Start

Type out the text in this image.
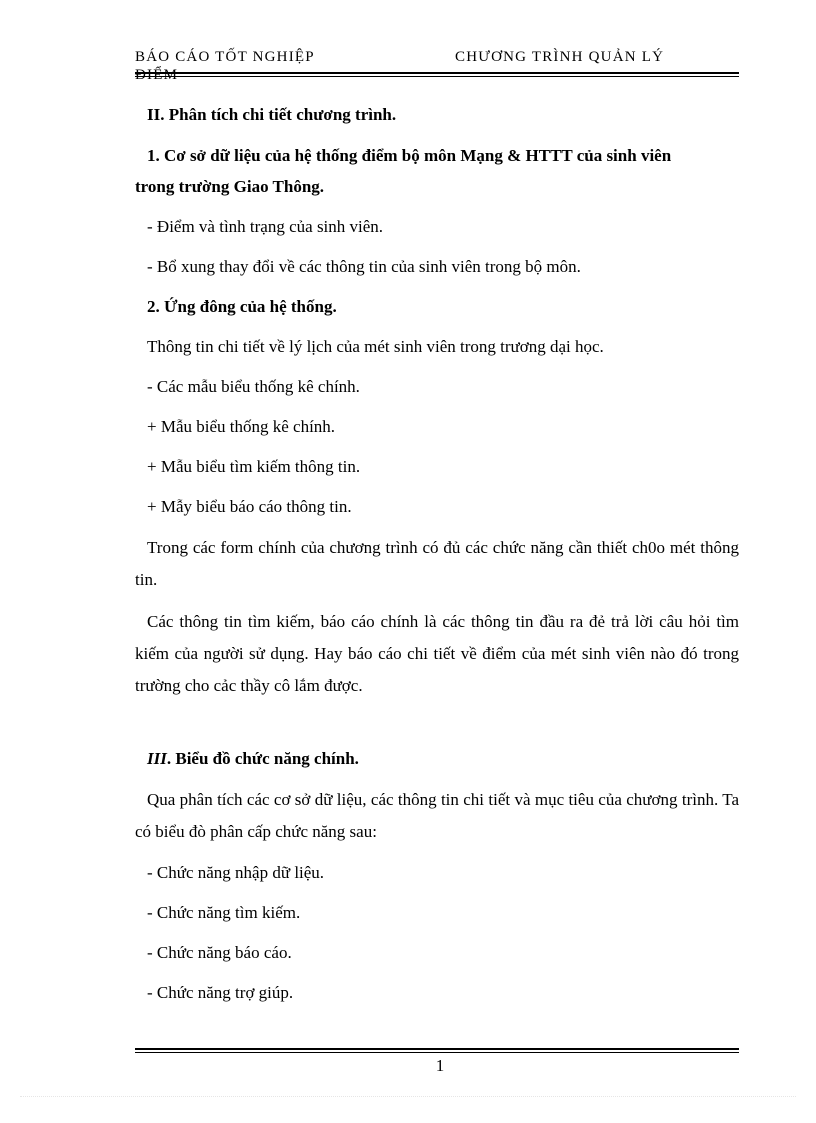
BÁO CÁO TỐT NGHIỆP	CHƯƠNG TRÌNH QUẢN LÝ
ĐIỂM

II. Phân tích chi tiết chương trình.

1. Cơ sở dữ liệu của hệ thống điểm bộ môn Mạng & HTTT của sinh viên

trong trường Giao Thông.

- Điểm và tình trạng của sinh viên.

- Bổ xung thay đổi về các thông tin của sinh viên trong bộ môn.

2. Ứng đông của hệ thống.

Thông tin chi tiết về lý lịch của mét sinh viên trong trương dại học.

- Các mẫu biểu thống kê chính.

+ Mẫu biểu thống kê chính.

+ Mẫu biểu tìm kiếm thông tin.

+ Mẫy biểu báo cáo thông tin.

Trong các form chính của chương trình có đủ các chức năng cần thiết ch0o mét thông tin.

Các thông tin tìm kiếm, báo cáo chính là các thông tin đầu ra đẻ trả lời câu hỏi tìm kiếm của người sử dụng. Hay báo cáo chi tiết về điểm của mét sinh viên nào đó trong trường cho cảc thầy cô lắm được.

III. Biểu đồ chức năng chính.

Qua phân tích các cơ sở dữ liệu, các thông tin chi tiết và mục tiêu của chương trình. Ta có biểu đò phân cấp chức năng sau:

- Chức năng nhập dữ liệu.

- Chức năng tìm kiếm.

- Chức năng báo cáo.

- Chức năng trợ giúp.

1
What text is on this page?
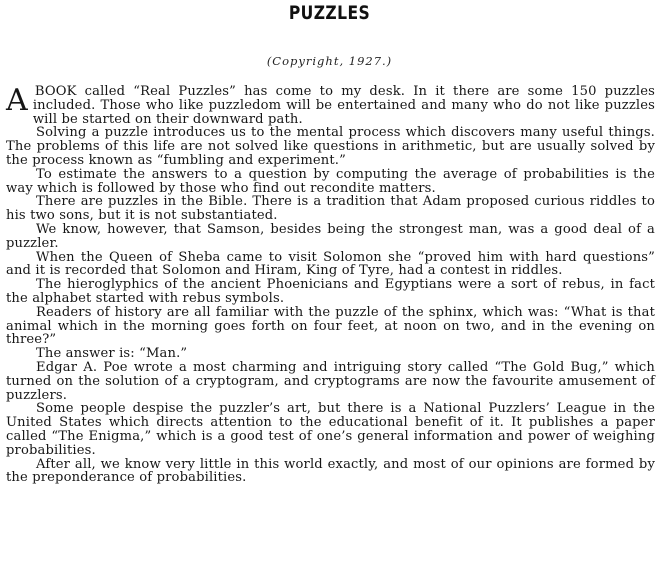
PUZZLES
(Copyright, 1927.)

A BOOK called “Real Puzzles” has come to my desk. In it there are some 150 puzzles included. Those who like puzzledom will be entertained and many who do not like puzzles will be started on their downward path.

Solving a puzzle introduces us to the mental process which discovers many useful things. The problems of this life are not solved like questions in arithmetic, but are usually solved by the process known as “fumbling and experiment.”

To estimate the answers to a question by computing the average of probabilities is the way which is followed by those who find out recondite matters.

There are puzzles in the Bible. There is a tradition that Adam proposed curious riddles to his two sons, but it is not substantiated.

We know, however, that Samson, besides being the strongest man, was a good deal of a puzzler.

When the Queen of Sheba came to visit Solomon she “proved him with hard questions” and it is recorded that Solomon and Hiram, King of Tyre, had a contest in riddles.

The hieroglyphics of the ancient Phoenicians and Egyptians were a sort of rebus, in fact the alphabet started with rebus symbols.

Readers of history are all familiar with the puzzle of the sphinx, which was: “What is that animal which in the morning goes forth on four feet, at noon on two, and in the evening on three?”

The answer is: “Man.”

Edgar A. Poe wrote a most charming and intriguing story called “The Gold Bug,” which turned on the solution of a cryptogram, and cryptograms are now the favourite amusement of puzzlers.

Some people despise the puzzler’s art, but there is a National Puzzlers’ League in the United States which directs attention to the educational benefit of it. It publishes a paper called “The Enigma,” which is a good test of one’s general information and power of weighing probabilities.

After all, we know very little in this world exactly, and most of our opinions are formed by the preponderance of probabilities.
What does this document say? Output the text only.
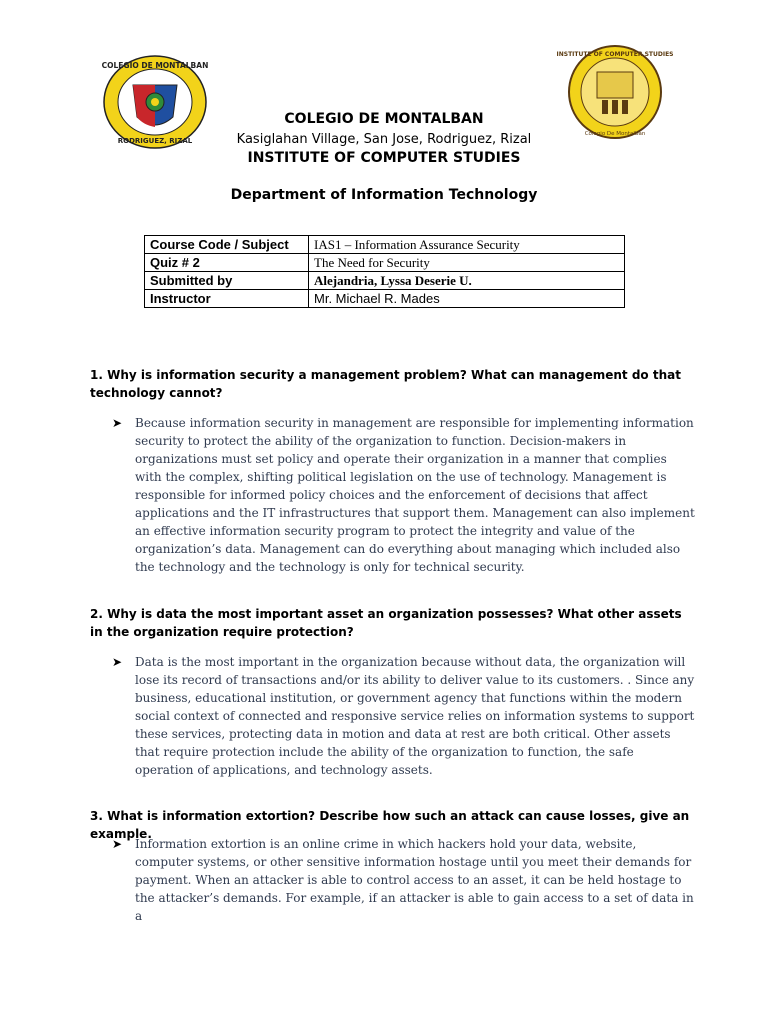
COLEGIO DE MONTALBAN
RODRIGUEZ, RIZAL
INSTITUTE OF COMPUTER STUDIES
Colegio De Montalban
COLEGIO DE MONTALBAN
Kasiglahan Village, San Jose, Rodriguez, Rizal
INSTITUTE OF COMPUTER STUDIES
Department of Information Technology
Course Code / Subject	IAS1 – Information Assurance Security
Quiz # 2	The Need for Security
Submitted by	Alejandria, Lyssa Deserie U.
Instructor	Mr. Michael R. Mades
1. Why is information security a management problem? What can management do that technology cannot?
➤ Because information security in management are responsible for implementing information security to protect the ability of the organization to function. Decision-makers in organizations must set policy and operate their organization in a manner that complies with the complex, shifting political legislation on the use of technology. Management is responsible for informed policy choices and the enforcement of decisions that affect applications and the IT infrastructures that support them. Management can also implement an effective information security program to protect the integrity and value of the organization’s data. Management can do everything about managing which included also the technology and the technology is only for technical security.
2. Why is data the most important asset an organization possesses? What other assets in the organization require protection?
➤ Data is the most important in the organization because without data, the organization will lose its record of transactions and/or its ability to deliver value to its customers. . Since any business, educational institution, or government agency that functions within the modern social context of connected and responsive service relies on information systems to support these services, protecting data in motion and data at rest are both critical. Other assets that require protection include the ability of the organization to function, the safe operation of applications, and technology assets.
3. What is information extortion? Describe how such an attack can cause losses, give an example.
➤ Information extortion is an online crime in which hackers hold your data, website, computer systems, or other sensitive information hostage until you meet their demands for payment. When an attacker is able to control access to an asset, it can be held hostage to the attacker’s demands. For example, if an attacker is able to gain access to a set of data in a
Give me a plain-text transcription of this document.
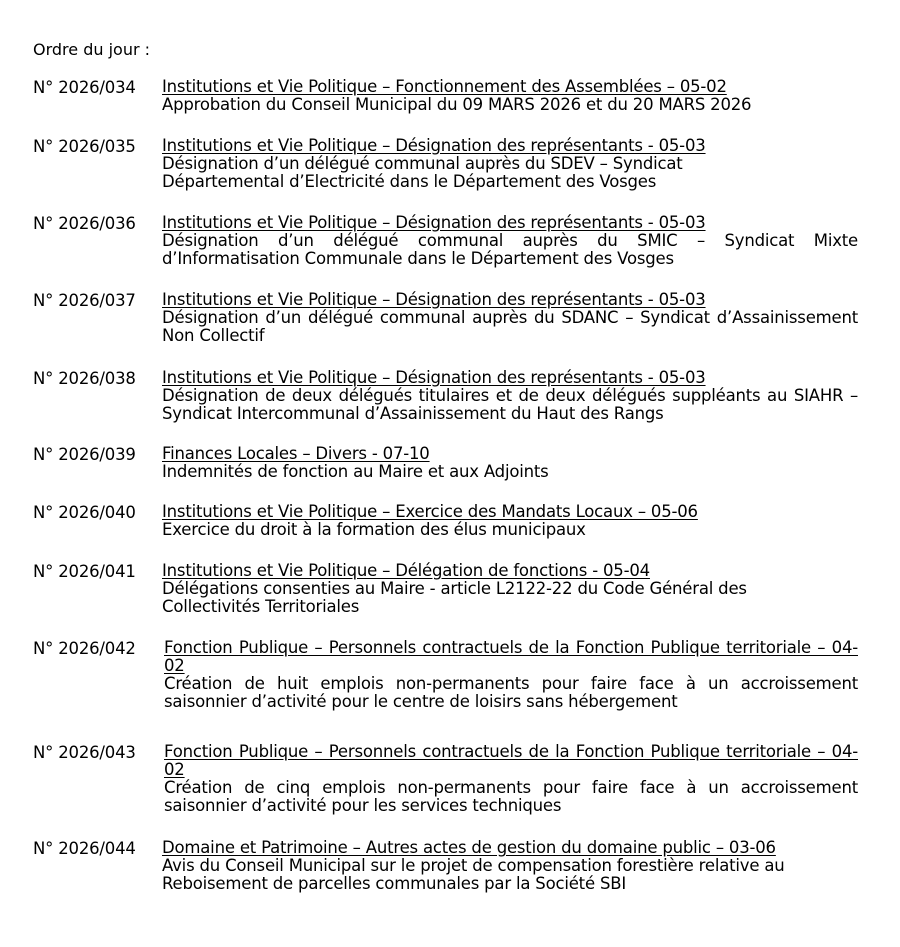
Ordre du jour :
N° 2026/034 Institutions et Vie Politique – Fonctionnement des Assemblées – 05-02
Approbation du Conseil Municipal du 09 MARS 2026 et du 20 MARS 2026
N° 2026/035 Institutions et Vie Politique – Désignation des représentants - 05-03
Désignation d’un délégué communal auprès du SDEV – Syndicat Départemental d’Electricité dans le Département des Vosges
N° 2026/036 Institutions et Vie Politique – Désignation des représentants - 05-03
Désignation d’un délégué communal auprès du SMIC – Syndicat Mixte d’Informatisation Communale dans le Département des Vosges
N° 2026/037 Institutions et Vie Politique – Désignation des représentants - 05-03
Désignation d’un délégué communal auprès du SDANC – Syndicat d’Assainissement Non Collectif
N° 2026/038 Institutions et Vie Politique – Désignation des représentants - 05-03
Désignation de deux délégués titulaires et de deux délégués suppléants au SIAHR – Syndicat Intercommunal d’Assainissement du Haut des Rangs
N° 2026/039 Finances Locales – Divers - 07-10
Indemnités de fonction au Maire et aux Adjoints
N° 2026/040 Institutions et Vie Politique – Exercice des Mandats Locaux – 05-06
Exercice du droit à la formation des élus municipaux
N° 2026/041 Institutions et Vie Politique – Délégation de fonctions - 05-04
Délégations consenties au Maire - article L2122-22 du Code Général des Collectivités Territoriales
N° 2026/042 Fonction Publique – Personnels contractuels de la Fonction Publique territoriale – 04-02
Création de huit emplois non-permanents pour faire face à un accroissement saisonnier d’activité pour le centre de loisirs sans hébergement
N° 2026/043 Fonction Publique – Personnels contractuels de la Fonction Publique territoriale – 04-02
Création de cinq emplois non-permanents pour faire face à un accroissement saisonnier d’activité pour les services techniques
N° 2026/044 Domaine et Patrimoine – Autres actes de gestion du domaine public – 03-06
Avis du Conseil Municipal sur le projet de compensation forestière relative au Reboisement de parcelles communales par la Société SBI
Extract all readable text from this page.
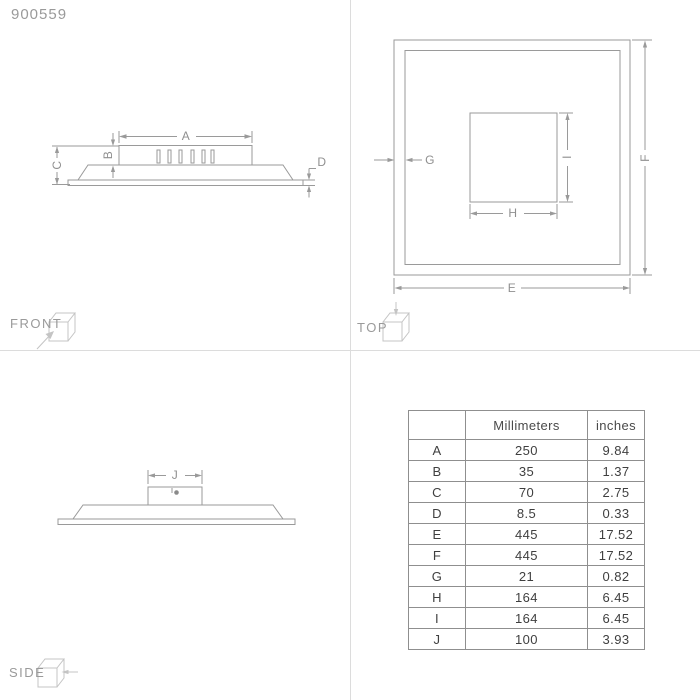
900559
A
B
C	D
E
F
G
H
I
J
FRONT	TOP
SIDE
	Millimeters	inches
A	250	9.84
B	35	1.37
C	70	2.75
D	8.5	0.33
E	445	17.52
F	445	17.52
G	21	0.82
H	164	6.45
I	164	6.45
J	100	3.93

End

## [WHAT TO DO]
From the listing above, collect every line that mentions the word "Département".

## [ANSWER TO THIS TASK]
Désignation d’un délégué communal auprès du SDEV – Syndicat Départemental d’Electricité dans le Département des Vosges
Désignation d’un délégué communal auprès du SMIC – Syndicat Mixte d’Informatisation Communale dans le Département des Vosges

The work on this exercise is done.